-- begin --

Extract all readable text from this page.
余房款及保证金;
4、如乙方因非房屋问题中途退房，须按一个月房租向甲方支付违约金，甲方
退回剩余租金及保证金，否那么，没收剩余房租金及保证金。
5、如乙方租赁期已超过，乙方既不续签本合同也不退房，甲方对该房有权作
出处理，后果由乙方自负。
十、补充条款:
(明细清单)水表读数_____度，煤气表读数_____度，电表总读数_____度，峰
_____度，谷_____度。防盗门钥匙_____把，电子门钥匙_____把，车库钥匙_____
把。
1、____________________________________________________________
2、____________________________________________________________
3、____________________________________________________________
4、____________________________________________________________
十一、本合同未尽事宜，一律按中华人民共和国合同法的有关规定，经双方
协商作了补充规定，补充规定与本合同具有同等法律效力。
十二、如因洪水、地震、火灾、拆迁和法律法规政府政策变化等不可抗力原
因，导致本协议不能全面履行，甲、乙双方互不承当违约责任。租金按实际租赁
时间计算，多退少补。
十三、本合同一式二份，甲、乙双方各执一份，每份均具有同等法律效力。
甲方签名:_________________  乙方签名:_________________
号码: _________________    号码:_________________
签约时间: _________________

-- end --

_EXERCISE DIRECTIONS_.
Write every record out again, unaltered.

_ANSWER_.
Extract all readable text from this page.
余房款及保证金;
4、如乙方因非房屋问题中途退房，须按一个月房租向甲方支付违约金，甲方
退回剩余租金及保证金，否那么，没收剩余房租金及保证金。
5、如乙方租赁期已超过，乙方既不续签本合同也不退房，甲方对该房有权作
出处理，后果由乙方自负。
十、补充条款:
(明细清单)水表读数_____度，煤气表读数_____度，电表总读数_____度，峰
_____度，谷_____度。防盗门钥匙_____把，电子门钥匙_____把，车库钥匙_____
把。
1、____________________________________________________________
2、____________________________________________________________
3、____________________________________________________________
4、____________________________________________________________
十一、本合同未尽事宜，一律按中华人民共和国合同法的有关规定，经双方
协商作了补充规定，补充规定与本合同具有同等法律效力。
十二、如因洪水、地震、火灾、拆迁和法律法规政府政策变化等不可抗力原
因，导致本协议不能全面履行，甲、乙双方互不承当违约责任。租金按实际租赁
时间计算，多退少补。
十三、本合同一式二份，甲、乙双方各执一份，每份均具有同等法律效力。
甲方签名:_________________  乙方签名:_________________
号码: _________________    号码:_________________
签约时间: _________________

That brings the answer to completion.